* Exercise aim *
Of all the lines in the material, how many contain the word "type"? State the number alone.

* Material provided *
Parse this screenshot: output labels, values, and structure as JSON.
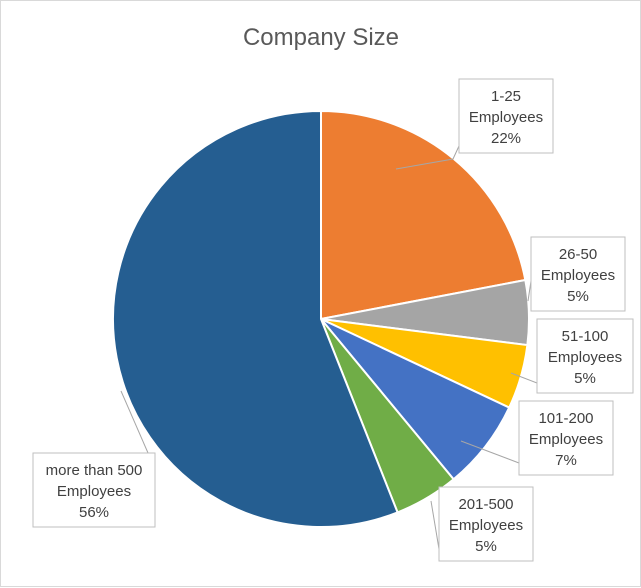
{
  "chart_data": {
    "type": "pie",
    "title": "Company Size",
    "slices": [
      {
        "lines": [
          "1-25",
          "Employees",
          "22%"
        ],
        "value": 22,
        "color": "#ED7D31"
      },
      {
        "lines": [
          "26-50",
          "Employees",
          "5%"
        ],
        "value": 5,
        "color": "#A5A5A5"
      },
      {
        "lines": [
          "51-100",
          "Employees",
          "5%"
        ],
        "value": 5,
        "color": "#FFC000"
      },
      {
        "lines": [
          "101-200",
          "Employees",
          "7%"
        ],
        "value": 7,
        "color": "#4472C4"
      },
      {
        "lines": [
          "201-500",
          "Employees",
          "5%"
        ],
        "value": 5,
        "color": "#70AD47"
      },
      {
        "lines": [
          "more than 500",
          "Employees",
          "56%"
        ],
        "value": 56,
        "color": "#255E91"
      }
    ]
  }
}
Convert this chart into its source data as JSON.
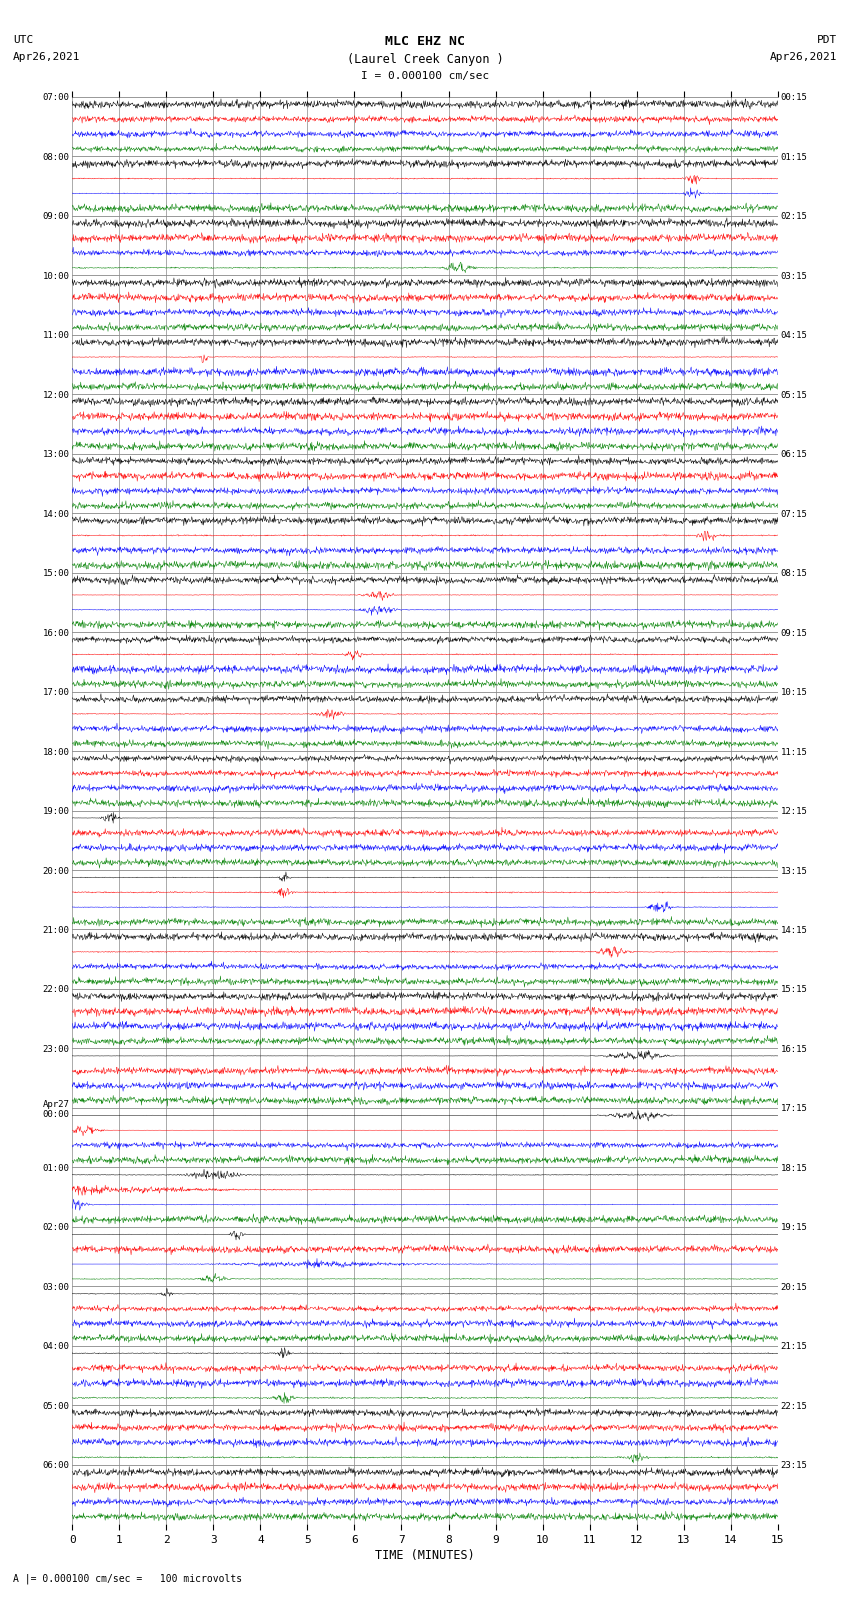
{
  "title_line1": "MLC EHZ NC",
  "title_line2": "(Laurel Creek Canyon )",
  "title_line3": "I = 0.000100 cm/sec",
  "utc_label": "UTC",
  "utc_date": "Apr26,2021",
  "pdt_label": "PDT",
  "pdt_date": "Apr26,2021",
  "xlabel": "TIME (MINUTES)",
  "bottom_label": "A |= 0.000100 cm/sec =   100 microvolts",
  "xmin": 0,
  "xmax": 15,
  "row_colors": [
    "black",
    "red",
    "blue",
    "green"
  ],
  "background_color": "white",
  "grid_color": "#888888",
  "utc_hour_labels": [
    "07:00",
    "08:00",
    "09:00",
    "10:00",
    "11:00",
    "12:00",
    "13:00",
    "14:00",
    "15:00",
    "16:00",
    "17:00",
    "18:00",
    "19:00",
    "20:00",
    "21:00",
    "22:00",
    "23:00",
    "Apr27\n00:00",
    "01:00",
    "02:00",
    "03:00",
    "04:00",
    "05:00",
    "06:00"
  ],
  "pdt_hour_labels": [
    "00:15",
    "01:15",
    "02:15",
    "03:15",
    "04:15",
    "05:15",
    "06:15",
    "07:15",
    "08:15",
    "09:15",
    "10:15",
    "11:15",
    "12:15",
    "13:15",
    "14:15",
    "15:15",
    "16:15",
    "17:15",
    "18:15",
    "19:15",
    "20:15",
    "21:15",
    "22:15",
    "23:15"
  ],
  "n_hours": 24,
  "traces_per_hour": 4,
  "fig_width": 8.5,
  "fig_height": 16.13,
  "noise_base": 0.018,
  "special_events": [
    {
      "row_abs": 5,
      "time": 13.2,
      "amp": 0.28,
      "dur": 0.5
    },
    {
      "row_abs": 6,
      "time": 13.2,
      "amp": 0.45,
      "dur": 0.4
    },
    {
      "row_abs": 11,
      "time": 8.2,
      "amp": 0.35,
      "dur": 0.8
    },
    {
      "row_abs": 17,
      "time": 2.8,
      "amp": 0.95,
      "dur": 0.15
    },
    {
      "row_abs": 29,
      "time": 13.5,
      "amp": 0.28,
      "dur": 0.5
    },
    {
      "row_abs": 33,
      "time": 6.5,
      "amp": 0.55,
      "dur": 0.8
    },
    {
      "row_abs": 34,
      "time": 6.5,
      "amp": 0.35,
      "dur": 1.0
    },
    {
      "row_abs": 37,
      "time": 6.0,
      "amp": 0.28,
      "dur": 0.5
    },
    {
      "row_abs": 41,
      "time": 5.5,
      "amp": 0.28,
      "dur": 0.8
    },
    {
      "row_abs": 48,
      "time": 0.8,
      "amp": 1.8,
      "dur": 0.4
    },
    {
      "row_abs": 52,
      "time": 4.5,
      "amp": 0.45,
      "dur": 0.3
    },
    {
      "row_abs": 53,
      "time": 4.5,
      "amp": 0.38,
      "dur": 0.4
    },
    {
      "row_abs": 54,
      "time": 12.5,
      "amp": 0.55,
      "dur": 0.6
    },
    {
      "row_abs": 57,
      "time": 11.5,
      "amp": 0.38,
      "dur": 0.8
    },
    {
      "row_abs": 64,
      "time": 12.0,
      "amp": 1.2,
      "dur": 1.5
    },
    {
      "row_abs": 68,
      "time": 12.0,
      "amp": 1.8,
      "dur": 1.5
    },
    {
      "row_abs": 69,
      "time": 0.3,
      "amp": 1.6,
      "dur": 0.8
    },
    {
      "row_abs": 72,
      "time": 3.0,
      "amp": 0.45,
      "dur": 1.5
    },
    {
      "row_abs": 73,
      "time": 0.0,
      "amp": 4.5,
      "dur": 7.0
    },
    {
      "row_abs": 74,
      "time": 0.0,
      "amp": 0.65,
      "dur": 0.8
    },
    {
      "row_abs": 76,
      "time": 3.5,
      "amp": 1.2,
      "dur": 0.3
    },
    {
      "row_abs": 78,
      "time": 5.0,
      "amp": 3.5,
      "dur": 5.0
    },
    {
      "row_abs": 79,
      "time": 3.0,
      "amp": 0.4,
      "dur": 0.8
    },
    {
      "row_abs": 80,
      "time": 2.0,
      "amp": 0.5,
      "dur": 0.3
    },
    {
      "row_abs": 84,
      "time": 4.5,
      "amp": 0.45,
      "dur": 0.3
    },
    {
      "row_abs": 87,
      "time": 4.5,
      "amp": 0.28,
      "dur": 0.5
    },
    {
      "row_abs": 91,
      "time": 12.0,
      "amp": 0.28,
      "dur": 0.5
    }
  ]
}
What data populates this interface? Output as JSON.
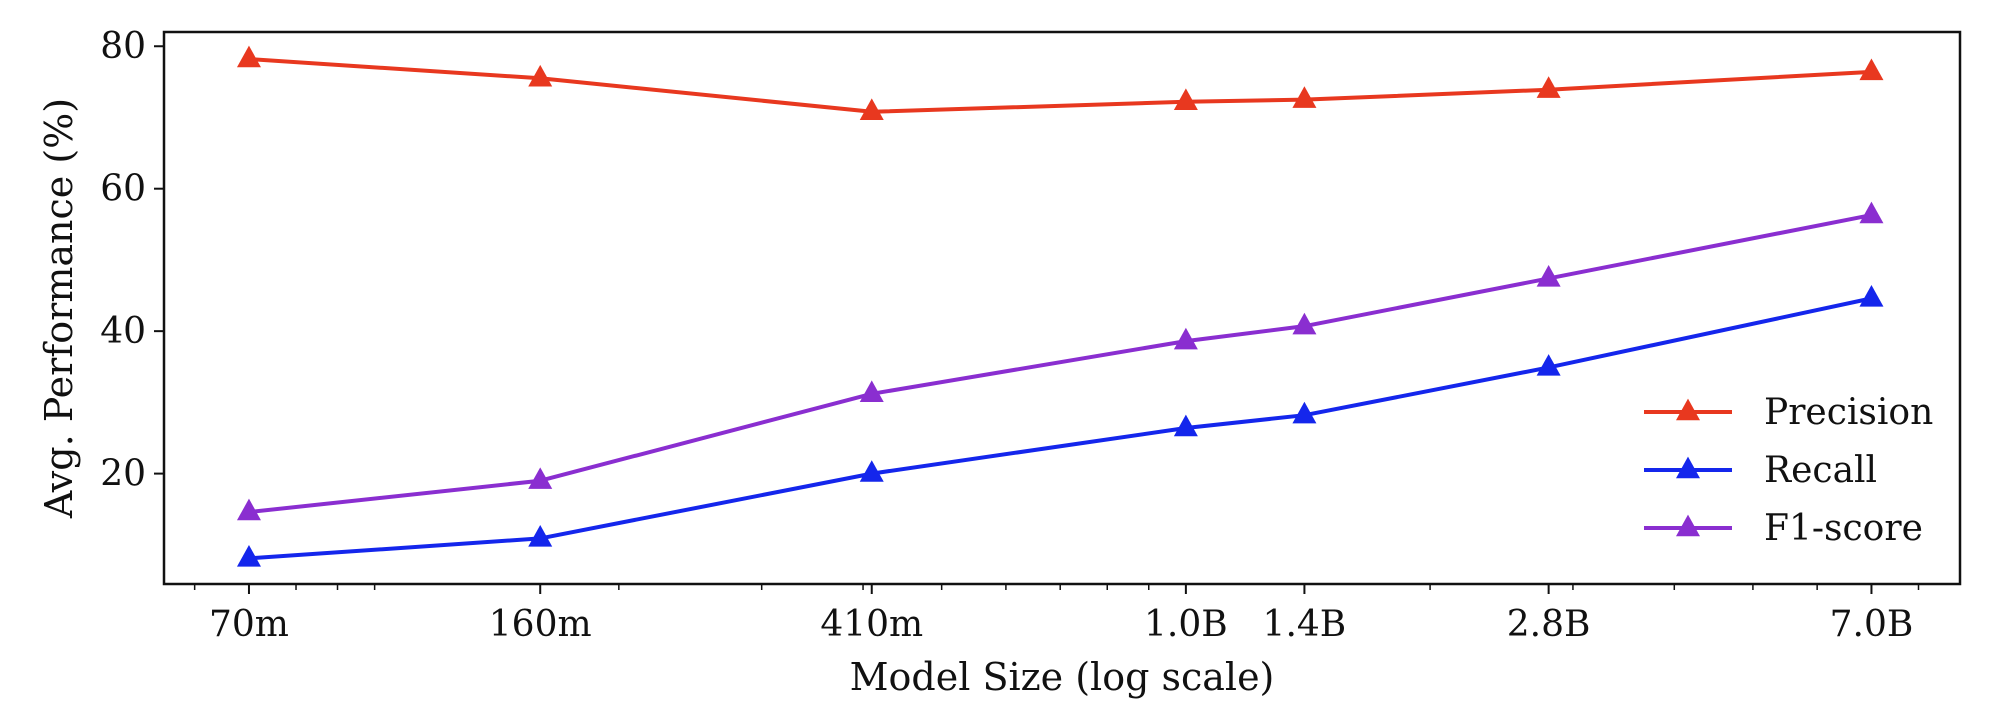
{
  "chart_data": {
    "type": "line",
    "xlabel": "Model Size (log scale)",
    "ylabel": "Avg. Performance (%)",
    "x_scale": "log",
    "x_params_millions": [
      70,
      160,
      410,
      1000,
      1400,
      2800,
      7000
    ],
    "x_tick_labels": [
      "70m",
      "160m",
      "410m",
      "1.0B",
      "1.4B",
      "2.8B",
      "7.0B"
    ],
    "xlim": [
      55,
      9000
    ],
    "ylim": [
      4.5,
      82
    ],
    "y_ticks": [
      20,
      40,
      60,
      80
    ],
    "grid": false,
    "legend_position": "lower-right",
    "series": [
      {
        "name": "Precision",
        "color": "#e8381f",
        "marker": "triangle-up",
        "values": [
          78.2,
          75.5,
          70.8,
          72.2,
          72.5,
          73.9,
          76.4
        ]
      },
      {
        "name": "Recall",
        "color": "#1426ec",
        "marker": "triangle-up",
        "values": [
          8.1,
          10.9,
          20.0,
          26.4,
          28.2,
          34.9,
          44.6
        ]
      },
      {
        "name": "F1-score",
        "color": "#8a2ed0",
        "marker": "triangle-up",
        "values": [
          14.6,
          19.0,
          31.2,
          38.6,
          40.7,
          47.4,
          56.3
        ]
      }
    ]
  }
}
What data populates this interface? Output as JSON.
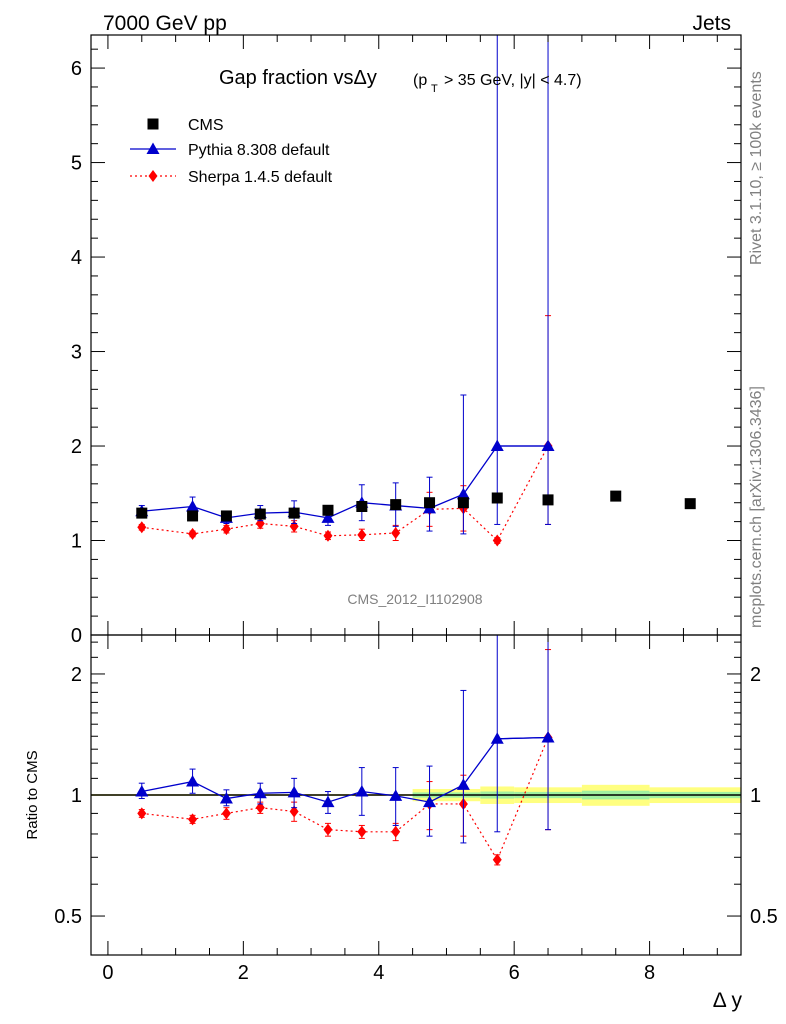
{
  "header": {
    "left": "7000 GeV pp",
    "right": "Jets"
  },
  "side": {
    "rivet": "Rivet 3.1.10, ≥ 100k events",
    "mcplots": "mcplots.cern.ch [arXiv:1306.3436]"
  },
  "chart_data": [
    {
      "type": "scatter",
      "title": "Gap fraction vsΔy",
      "title_cut": "(p_T > 35 GeV, |y| < 4.7)",
      "title_pt": "(p",
      "title_sub": "T",
      "title_rest": "> 35 GeV, |y| < 4.7)",
      "analysis_label": "CMS_2012_I1102908",
      "xlabel": "Δ y",
      "ylabel": "",
      "xlim": [
        -0.25,
        9.35
      ],
      "ylim": [
        0,
        6.35
      ],
      "yticks": [
        0,
        1,
        2,
        3,
        4,
        5,
        6
      ],
      "xticks": [
        0,
        2,
        4,
        6,
        8
      ],
      "legend_position": "top-left",
      "series": [
        {
          "name": "CMS",
          "color": "#000000",
          "marker": "square",
          "points": [
            {
              "x": 0.5,
              "y": 1.29
            },
            {
              "x": 1.25,
              "y": 1.26
            },
            {
              "x": 1.75,
              "y": 1.26
            },
            {
              "x": 2.25,
              "y": 1.28
            },
            {
              "x": 2.75,
              "y": 1.29
            },
            {
              "x": 3.25,
              "y": 1.32
            },
            {
              "x": 3.75,
              "y": 1.36
            },
            {
              "x": 4.25,
              "y": 1.38
            },
            {
              "x": 4.75,
              "y": 1.4
            },
            {
              "x": 5.25,
              "y": 1.4
            },
            {
              "x": 5.75,
              "y": 1.45
            },
            {
              "x": 6.5,
              "y": 1.43
            },
            {
              "x": 7.5,
              "y": 1.47
            },
            {
              "x": 8.6,
              "y": 1.39
            }
          ]
        },
        {
          "name": "Pythia 8.308 default",
          "color": "#0000cc",
          "marker": "triangle",
          "style": "solid",
          "points": [
            {
              "x": 0.5,
              "y": 1.31,
              "lo": 1.25,
              "hi": 1.37,
              "xlo": 0.0,
              "xhi": 1.0
            },
            {
              "x": 1.25,
              "y": 1.36,
              "lo": 1.26,
              "hi": 1.46,
              "xlo": 1.0,
              "xhi": 1.5
            },
            {
              "x": 1.75,
              "y": 1.24,
              "lo": 1.18,
              "hi": 1.3,
              "xlo": 1.5,
              "xhi": 2.0
            },
            {
              "x": 2.25,
              "y": 1.29,
              "lo": 1.21,
              "hi": 1.37,
              "xlo": 2.0,
              "xhi": 2.5
            },
            {
              "x": 2.75,
              "y": 1.3,
              "lo": 1.18,
              "hi": 1.42,
              "xlo": 2.5,
              "xhi": 3.0
            },
            {
              "x": 3.25,
              "y": 1.24,
              "lo": 1.16,
              "hi": 1.34,
              "xlo": 3.0,
              "xhi": 3.5
            },
            {
              "x": 3.75,
              "y": 1.4,
              "lo": 1.21,
              "hi": 1.59,
              "xlo": 3.5,
              "xhi": 4.0
            },
            {
              "x": 4.25,
              "y": 1.37,
              "lo": 1.15,
              "hi": 1.61,
              "xlo": 4.0,
              "xhi": 4.5
            },
            {
              "x": 4.75,
              "y": 1.34,
              "lo": 1.1,
              "hi": 1.67,
              "xlo": 4.5,
              "xhi": 5.0
            },
            {
              "x": 5.25,
              "y": 1.49,
              "lo": 1.07,
              "hi": 2.54,
              "xlo": 5.0,
              "xhi": 5.5
            },
            {
              "x": 5.75,
              "y": 2.0,
              "lo": 1.17,
              "hi": 6.35,
              "xlo": 5.5,
              "xhi": 6.0
            },
            {
              "x": 6.5,
              "y": 2.0,
              "lo": 1.17,
              "hi": 6.35,
              "xlo": 6.0,
              "xhi": 6.5
            }
          ]
        },
        {
          "name": "Sherpa 1.4.5 default",
          "color": "#ff0000",
          "marker": "diamond",
          "style": "dotted",
          "points": [
            {
              "x": 0.5,
              "y": 1.14,
              "lo": 1.11,
              "hi": 1.17
            },
            {
              "x": 1.25,
              "y": 1.07,
              "lo": 1.04,
              "hi": 1.1
            },
            {
              "x": 1.75,
              "y": 1.12,
              "lo": 1.08,
              "hi": 1.16
            },
            {
              "x": 2.25,
              "y": 1.18,
              "lo": 1.13,
              "hi": 1.23
            },
            {
              "x": 2.75,
              "y": 1.15,
              "lo": 1.09,
              "hi": 1.21
            },
            {
              "x": 3.25,
              "y": 1.05,
              "lo": 1.01,
              "hi": 1.09
            },
            {
              "x": 3.75,
              "y": 1.06,
              "lo": 1.0,
              "hi": 1.12
            },
            {
              "x": 4.25,
              "y": 1.08,
              "lo": 1.0,
              "hi": 1.16
            },
            {
              "x": 4.75,
              "y": 1.33,
              "lo": 1.15,
              "hi": 1.51
            },
            {
              "x": 5.25,
              "y": 1.34,
              "lo": 1.1,
              "hi": 1.58
            },
            {
              "x": 5.75,
              "y": 1.0,
              "lo": 0.97,
              "hi": 1.03
            },
            {
              "x": 6.5,
              "y": 2.0,
              "lo": 1.17,
              "hi": 3.38
            }
          ]
        }
      ]
    },
    {
      "type": "scatter",
      "title": "",
      "ylabel": "Ratio to CMS",
      "xlabel": "Δ y",
      "yscale": "log",
      "ylim": [
        0.4,
        2.5
      ],
      "yticks": [
        0.5,
        1,
        2
      ],
      "ytick_labels": [
        "0.5",
        "1",
        "2"
      ],
      "xticks": [
        0,
        2,
        4,
        6,
        8
      ],
      "xtick_labels": [
        "0",
        "2",
        "4",
        "6",
        "8"
      ],
      "reference_line": 1,
      "band_color": "#ffff80",
      "band_inner_color": "#a0f0a0",
      "band": [
        {
          "xlo": -0.25,
          "xhi": 4.5,
          "lo": 0.995,
          "hi": 1.005,
          "ilo": 0.998,
          "ihi": 1.002
        },
        {
          "xlo": 4.5,
          "xhi": 5.5,
          "lo": 0.965,
          "hi": 1.035,
          "ilo": 0.985,
          "ihi": 1.015
        },
        {
          "xlo": 5.5,
          "xhi": 6.0,
          "lo": 0.95,
          "hi": 1.05,
          "ilo": 0.98,
          "ihi": 1.02
        },
        {
          "xlo": 6.0,
          "xhi": 7.0,
          "lo": 0.955,
          "hi": 1.045,
          "ilo": 0.982,
          "ihi": 1.018
        },
        {
          "xlo": 7.0,
          "xhi": 8.0,
          "lo": 0.94,
          "hi": 1.06,
          "ilo": 0.975,
          "ihi": 1.025
        },
        {
          "xlo": 8.0,
          "xhi": 9.35,
          "lo": 0.955,
          "hi": 1.045,
          "ilo": 0.982,
          "ihi": 1.018
        }
      ],
      "series": [
        {
          "name": "Pythia 8.308 default",
          "color": "#0000cc",
          "marker": "triangle",
          "style": "solid",
          "points": [
            {
              "x": 0.5,
              "y": 1.02,
              "lo": 0.98,
              "hi": 1.07,
              "xlo": 0.0,
              "xhi": 1.0
            },
            {
              "x": 1.25,
              "y": 1.08,
              "lo": 1.01,
              "hi": 1.16,
              "xlo": 1.0,
              "xhi": 1.5
            },
            {
              "x": 1.75,
              "y": 0.98,
              "lo": 0.94,
              "hi": 1.03,
              "xlo": 1.5,
              "xhi": 2.0
            },
            {
              "x": 2.25,
              "y": 1.01,
              "lo": 0.95,
              "hi": 1.07,
              "xlo": 2.0,
              "xhi": 2.5
            },
            {
              "x": 2.75,
              "y": 1.015,
              "lo": 0.93,
              "hi": 1.1,
              "xlo": 2.5,
              "xhi": 3.0
            },
            {
              "x": 3.25,
              "y": 0.96,
              "lo": 0.9,
              "hi": 1.02,
              "xlo": 3.0,
              "xhi": 3.5
            },
            {
              "x": 3.75,
              "y": 1.02,
              "lo": 0.89,
              "hi": 1.17,
              "xlo": 3.5,
              "xhi": 4.0
            },
            {
              "x": 4.25,
              "y": 0.995,
              "lo": 0.84,
              "hi": 1.17,
              "xlo": 4.0,
              "xhi": 4.5
            },
            {
              "x": 4.75,
              "y": 0.96,
              "lo": 0.79,
              "hi": 1.18,
              "xlo": 4.5,
              "xhi": 5.0
            },
            {
              "x": 5.25,
              "y": 1.06,
              "lo": 0.76,
              "hi": 1.82,
              "xlo": 5.0,
              "xhi": 5.5
            },
            {
              "x": 5.75,
              "y": 1.38,
              "lo": 0.81,
              "hi": 2.5,
              "xlo": 5.5,
              "xhi": 6.0
            },
            {
              "x": 6.5,
              "y": 1.39,
              "lo": 0.82,
              "hi": 2.5,
              "xlo": 6.0,
              "xhi": 6.5
            }
          ]
        },
        {
          "name": "Sherpa 1.4.5 default",
          "color": "#ff0000",
          "marker": "diamond",
          "style": "dotted",
          "points": [
            {
              "x": 0.5,
              "y": 0.9,
              "lo": 0.88,
              "hi": 0.92
            },
            {
              "x": 1.25,
              "y": 0.87,
              "lo": 0.85,
              "hi": 0.89
            },
            {
              "x": 1.75,
              "y": 0.9,
              "lo": 0.87,
              "hi": 0.93
            },
            {
              "x": 2.25,
              "y": 0.93,
              "lo": 0.9,
              "hi": 0.96
            },
            {
              "x": 2.75,
              "y": 0.91,
              "lo": 0.86,
              "hi": 0.96
            },
            {
              "x": 3.25,
              "y": 0.82,
              "lo": 0.79,
              "hi": 0.85
            },
            {
              "x": 3.75,
              "y": 0.81,
              "lo": 0.78,
              "hi": 0.84
            },
            {
              "x": 4.25,
              "y": 0.81,
              "lo": 0.77,
              "hi": 0.85
            },
            {
              "x": 4.75,
              "y": 0.95,
              "lo": 0.82,
              "hi": 1.08
            },
            {
              "x": 5.25,
              "y": 0.95,
              "lo": 0.79,
              "hi": 1.12
            },
            {
              "x": 5.75,
              "y": 0.69,
              "lo": 0.67,
              "hi": 0.71
            },
            {
              "x": 6.5,
              "y": 1.39,
              "lo": 0.82,
              "hi": 2.3
            }
          ]
        }
      ]
    }
  ]
}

* Exercise result *
4